» TASK DESCRIPTION: Look through the data for the string "caption". Copy every line where it is found.

Figure record extracts
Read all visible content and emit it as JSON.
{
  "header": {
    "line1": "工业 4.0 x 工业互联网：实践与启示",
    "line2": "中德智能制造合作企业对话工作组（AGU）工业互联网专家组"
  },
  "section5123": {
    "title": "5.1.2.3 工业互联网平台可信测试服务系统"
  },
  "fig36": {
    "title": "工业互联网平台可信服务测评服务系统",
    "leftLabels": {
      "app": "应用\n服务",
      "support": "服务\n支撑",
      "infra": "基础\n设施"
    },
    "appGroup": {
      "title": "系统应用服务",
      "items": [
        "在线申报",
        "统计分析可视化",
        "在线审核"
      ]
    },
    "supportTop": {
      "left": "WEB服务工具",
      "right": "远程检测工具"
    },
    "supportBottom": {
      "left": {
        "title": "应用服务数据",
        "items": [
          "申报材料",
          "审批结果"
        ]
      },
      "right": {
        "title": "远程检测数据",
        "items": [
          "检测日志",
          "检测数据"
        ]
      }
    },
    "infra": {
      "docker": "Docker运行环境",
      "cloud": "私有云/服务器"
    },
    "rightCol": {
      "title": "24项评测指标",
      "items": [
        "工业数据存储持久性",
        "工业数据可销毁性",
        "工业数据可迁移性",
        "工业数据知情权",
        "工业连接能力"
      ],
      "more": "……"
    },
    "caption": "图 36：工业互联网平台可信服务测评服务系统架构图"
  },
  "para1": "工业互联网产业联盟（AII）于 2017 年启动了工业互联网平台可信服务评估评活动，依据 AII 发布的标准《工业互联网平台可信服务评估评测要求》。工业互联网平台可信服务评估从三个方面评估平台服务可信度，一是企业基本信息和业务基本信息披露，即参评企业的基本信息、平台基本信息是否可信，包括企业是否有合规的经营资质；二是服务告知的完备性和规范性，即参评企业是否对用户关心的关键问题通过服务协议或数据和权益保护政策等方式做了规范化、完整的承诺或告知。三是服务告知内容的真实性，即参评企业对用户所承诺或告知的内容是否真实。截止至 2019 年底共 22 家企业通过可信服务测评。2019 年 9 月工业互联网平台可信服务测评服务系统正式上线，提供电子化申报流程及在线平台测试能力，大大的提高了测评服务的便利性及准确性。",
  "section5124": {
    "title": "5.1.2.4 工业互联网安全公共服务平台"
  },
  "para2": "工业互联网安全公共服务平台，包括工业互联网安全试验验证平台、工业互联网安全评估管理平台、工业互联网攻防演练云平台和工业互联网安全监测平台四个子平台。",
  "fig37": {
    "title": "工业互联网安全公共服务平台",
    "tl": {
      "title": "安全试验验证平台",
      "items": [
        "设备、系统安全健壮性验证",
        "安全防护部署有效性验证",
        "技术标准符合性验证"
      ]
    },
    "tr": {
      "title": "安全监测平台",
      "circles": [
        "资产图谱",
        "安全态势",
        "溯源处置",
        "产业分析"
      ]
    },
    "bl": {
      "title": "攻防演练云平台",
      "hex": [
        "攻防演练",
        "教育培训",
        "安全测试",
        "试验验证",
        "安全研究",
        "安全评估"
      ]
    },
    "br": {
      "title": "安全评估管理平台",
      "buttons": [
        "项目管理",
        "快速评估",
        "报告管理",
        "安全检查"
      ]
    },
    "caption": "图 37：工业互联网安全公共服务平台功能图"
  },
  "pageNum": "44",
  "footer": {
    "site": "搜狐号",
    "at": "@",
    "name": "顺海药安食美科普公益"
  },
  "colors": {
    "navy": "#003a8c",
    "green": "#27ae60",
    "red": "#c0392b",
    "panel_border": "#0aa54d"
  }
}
--
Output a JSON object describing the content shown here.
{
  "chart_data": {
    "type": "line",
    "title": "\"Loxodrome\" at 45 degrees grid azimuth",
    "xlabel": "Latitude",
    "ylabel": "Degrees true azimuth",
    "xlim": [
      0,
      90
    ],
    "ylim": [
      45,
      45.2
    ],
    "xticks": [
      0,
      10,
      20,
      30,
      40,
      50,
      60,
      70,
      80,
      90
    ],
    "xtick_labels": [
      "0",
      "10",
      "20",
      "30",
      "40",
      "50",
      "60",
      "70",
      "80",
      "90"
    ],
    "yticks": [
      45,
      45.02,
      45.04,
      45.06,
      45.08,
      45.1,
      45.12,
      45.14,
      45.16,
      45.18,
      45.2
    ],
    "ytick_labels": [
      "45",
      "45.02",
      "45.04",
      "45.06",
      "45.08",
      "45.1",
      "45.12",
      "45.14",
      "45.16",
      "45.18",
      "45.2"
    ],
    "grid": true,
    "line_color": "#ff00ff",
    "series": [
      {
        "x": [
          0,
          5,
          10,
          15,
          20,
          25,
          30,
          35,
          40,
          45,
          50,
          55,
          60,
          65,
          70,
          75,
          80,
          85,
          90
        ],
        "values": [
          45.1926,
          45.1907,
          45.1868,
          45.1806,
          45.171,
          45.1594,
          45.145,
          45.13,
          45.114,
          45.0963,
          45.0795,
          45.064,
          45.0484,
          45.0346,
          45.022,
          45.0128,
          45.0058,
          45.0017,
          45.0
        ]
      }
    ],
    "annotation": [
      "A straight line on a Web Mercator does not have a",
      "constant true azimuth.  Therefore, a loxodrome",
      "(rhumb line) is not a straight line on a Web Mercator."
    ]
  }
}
...
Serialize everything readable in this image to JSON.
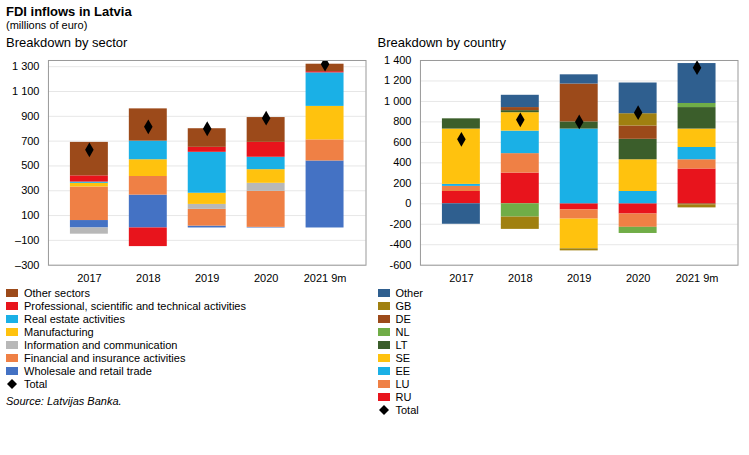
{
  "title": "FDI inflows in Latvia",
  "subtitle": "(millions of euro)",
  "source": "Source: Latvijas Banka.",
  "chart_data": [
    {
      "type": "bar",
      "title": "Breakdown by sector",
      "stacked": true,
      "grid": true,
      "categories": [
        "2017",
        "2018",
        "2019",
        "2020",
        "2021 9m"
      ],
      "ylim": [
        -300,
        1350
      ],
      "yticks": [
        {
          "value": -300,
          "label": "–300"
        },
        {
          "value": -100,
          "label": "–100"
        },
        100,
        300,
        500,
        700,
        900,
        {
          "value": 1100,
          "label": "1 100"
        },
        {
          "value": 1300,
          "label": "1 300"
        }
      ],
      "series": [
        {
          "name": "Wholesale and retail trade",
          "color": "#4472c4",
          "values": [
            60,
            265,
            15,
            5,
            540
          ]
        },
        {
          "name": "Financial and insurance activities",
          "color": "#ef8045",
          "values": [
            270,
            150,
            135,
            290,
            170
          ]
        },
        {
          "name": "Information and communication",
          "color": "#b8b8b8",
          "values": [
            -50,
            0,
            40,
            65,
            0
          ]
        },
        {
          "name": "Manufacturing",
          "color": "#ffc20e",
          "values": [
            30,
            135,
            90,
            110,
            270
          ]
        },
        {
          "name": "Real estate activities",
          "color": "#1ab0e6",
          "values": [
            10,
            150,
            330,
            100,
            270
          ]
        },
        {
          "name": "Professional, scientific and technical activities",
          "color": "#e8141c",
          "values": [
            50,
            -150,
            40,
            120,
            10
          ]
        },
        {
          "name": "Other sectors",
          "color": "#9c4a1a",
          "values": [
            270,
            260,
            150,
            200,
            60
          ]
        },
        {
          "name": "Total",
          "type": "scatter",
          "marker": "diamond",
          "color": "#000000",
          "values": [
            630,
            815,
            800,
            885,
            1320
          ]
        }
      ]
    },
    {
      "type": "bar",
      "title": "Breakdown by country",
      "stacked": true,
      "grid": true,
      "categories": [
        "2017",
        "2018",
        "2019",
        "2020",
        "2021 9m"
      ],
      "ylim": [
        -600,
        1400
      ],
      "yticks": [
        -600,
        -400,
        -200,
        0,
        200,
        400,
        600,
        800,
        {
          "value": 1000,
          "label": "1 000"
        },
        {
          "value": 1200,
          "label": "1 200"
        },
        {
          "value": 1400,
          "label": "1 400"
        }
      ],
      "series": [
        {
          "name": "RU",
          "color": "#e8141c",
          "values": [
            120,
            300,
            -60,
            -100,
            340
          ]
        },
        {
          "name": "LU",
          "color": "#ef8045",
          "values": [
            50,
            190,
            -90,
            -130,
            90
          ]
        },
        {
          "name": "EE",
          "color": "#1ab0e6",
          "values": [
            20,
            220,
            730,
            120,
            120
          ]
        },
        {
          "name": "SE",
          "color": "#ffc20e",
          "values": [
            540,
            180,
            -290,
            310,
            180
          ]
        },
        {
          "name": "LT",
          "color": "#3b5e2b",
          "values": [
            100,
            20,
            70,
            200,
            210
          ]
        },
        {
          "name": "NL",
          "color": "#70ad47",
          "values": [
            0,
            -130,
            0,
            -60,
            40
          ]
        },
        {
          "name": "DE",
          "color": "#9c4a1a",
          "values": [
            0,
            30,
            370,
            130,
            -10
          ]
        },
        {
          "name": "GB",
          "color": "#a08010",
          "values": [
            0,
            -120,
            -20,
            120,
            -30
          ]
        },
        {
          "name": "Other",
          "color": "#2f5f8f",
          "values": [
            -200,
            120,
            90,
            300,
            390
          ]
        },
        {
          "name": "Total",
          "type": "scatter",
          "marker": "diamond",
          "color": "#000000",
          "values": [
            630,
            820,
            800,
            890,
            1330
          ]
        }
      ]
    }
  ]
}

» SOLUTION TO THIS PROBLEM:
    "caption": "图 36：工业互联网平台可信服务测评服务系统架构图"
    "caption": "图 37：工业互联网安全公共服务平台功能图"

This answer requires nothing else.